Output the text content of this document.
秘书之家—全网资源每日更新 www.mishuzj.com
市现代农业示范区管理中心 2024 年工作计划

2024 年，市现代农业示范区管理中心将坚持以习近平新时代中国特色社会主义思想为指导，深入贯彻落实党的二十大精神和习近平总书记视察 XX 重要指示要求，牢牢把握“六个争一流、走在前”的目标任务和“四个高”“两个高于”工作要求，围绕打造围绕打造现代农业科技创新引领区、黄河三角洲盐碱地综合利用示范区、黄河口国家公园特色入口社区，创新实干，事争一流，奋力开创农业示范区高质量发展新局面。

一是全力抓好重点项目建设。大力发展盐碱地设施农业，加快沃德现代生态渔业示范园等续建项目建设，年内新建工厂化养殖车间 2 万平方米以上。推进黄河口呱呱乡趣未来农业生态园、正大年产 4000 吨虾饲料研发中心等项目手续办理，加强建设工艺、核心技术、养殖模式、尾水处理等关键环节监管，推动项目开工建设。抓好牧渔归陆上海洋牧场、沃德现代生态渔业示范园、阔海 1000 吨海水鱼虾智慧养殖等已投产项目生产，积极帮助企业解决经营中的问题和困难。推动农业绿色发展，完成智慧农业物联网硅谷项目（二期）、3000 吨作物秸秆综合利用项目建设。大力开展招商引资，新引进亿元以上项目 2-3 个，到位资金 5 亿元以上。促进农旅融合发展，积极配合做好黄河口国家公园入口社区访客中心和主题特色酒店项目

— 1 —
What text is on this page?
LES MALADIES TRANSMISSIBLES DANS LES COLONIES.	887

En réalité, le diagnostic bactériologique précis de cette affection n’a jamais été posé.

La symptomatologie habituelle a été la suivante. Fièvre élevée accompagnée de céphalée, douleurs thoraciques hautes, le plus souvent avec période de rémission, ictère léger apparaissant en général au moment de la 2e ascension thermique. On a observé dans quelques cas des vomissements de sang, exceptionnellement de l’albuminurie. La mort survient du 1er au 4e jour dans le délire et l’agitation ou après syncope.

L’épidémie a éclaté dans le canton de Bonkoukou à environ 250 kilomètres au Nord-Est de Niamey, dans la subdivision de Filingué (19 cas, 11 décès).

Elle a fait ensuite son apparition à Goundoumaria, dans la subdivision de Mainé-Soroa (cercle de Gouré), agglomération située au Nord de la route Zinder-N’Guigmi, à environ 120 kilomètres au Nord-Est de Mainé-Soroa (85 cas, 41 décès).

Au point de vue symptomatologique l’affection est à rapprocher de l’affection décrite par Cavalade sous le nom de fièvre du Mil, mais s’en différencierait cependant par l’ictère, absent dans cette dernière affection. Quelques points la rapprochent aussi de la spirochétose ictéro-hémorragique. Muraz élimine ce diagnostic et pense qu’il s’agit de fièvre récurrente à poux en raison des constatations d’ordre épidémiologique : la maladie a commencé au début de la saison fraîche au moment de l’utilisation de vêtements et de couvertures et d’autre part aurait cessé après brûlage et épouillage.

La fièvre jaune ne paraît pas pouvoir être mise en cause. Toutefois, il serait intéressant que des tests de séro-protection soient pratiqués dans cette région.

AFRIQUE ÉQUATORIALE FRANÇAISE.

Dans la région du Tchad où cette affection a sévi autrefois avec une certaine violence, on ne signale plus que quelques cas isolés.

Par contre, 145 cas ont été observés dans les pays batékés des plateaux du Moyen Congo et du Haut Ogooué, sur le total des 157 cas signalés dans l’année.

### SHORT PROBLEM
Where a line in the material contains "environ", copy that line.

### ANSWER
L’épidémie a éclaté dans le canton de Bonkoukou à environ 250 kilomètres au Nord-Est de Niamey, dans la subdivision de Filingué (19 cas, 11 décès).
Elle a fait ensuite son apparition à Goundoumaria, dans la subdivision de Mainé-Soroa (cercle de Gouré), agglomération située au Nord de la route Zinder-N’Guigmi, à environ 120 kilomètres au Nord-Est de Mainé-Soroa (85 cas, 41 décès).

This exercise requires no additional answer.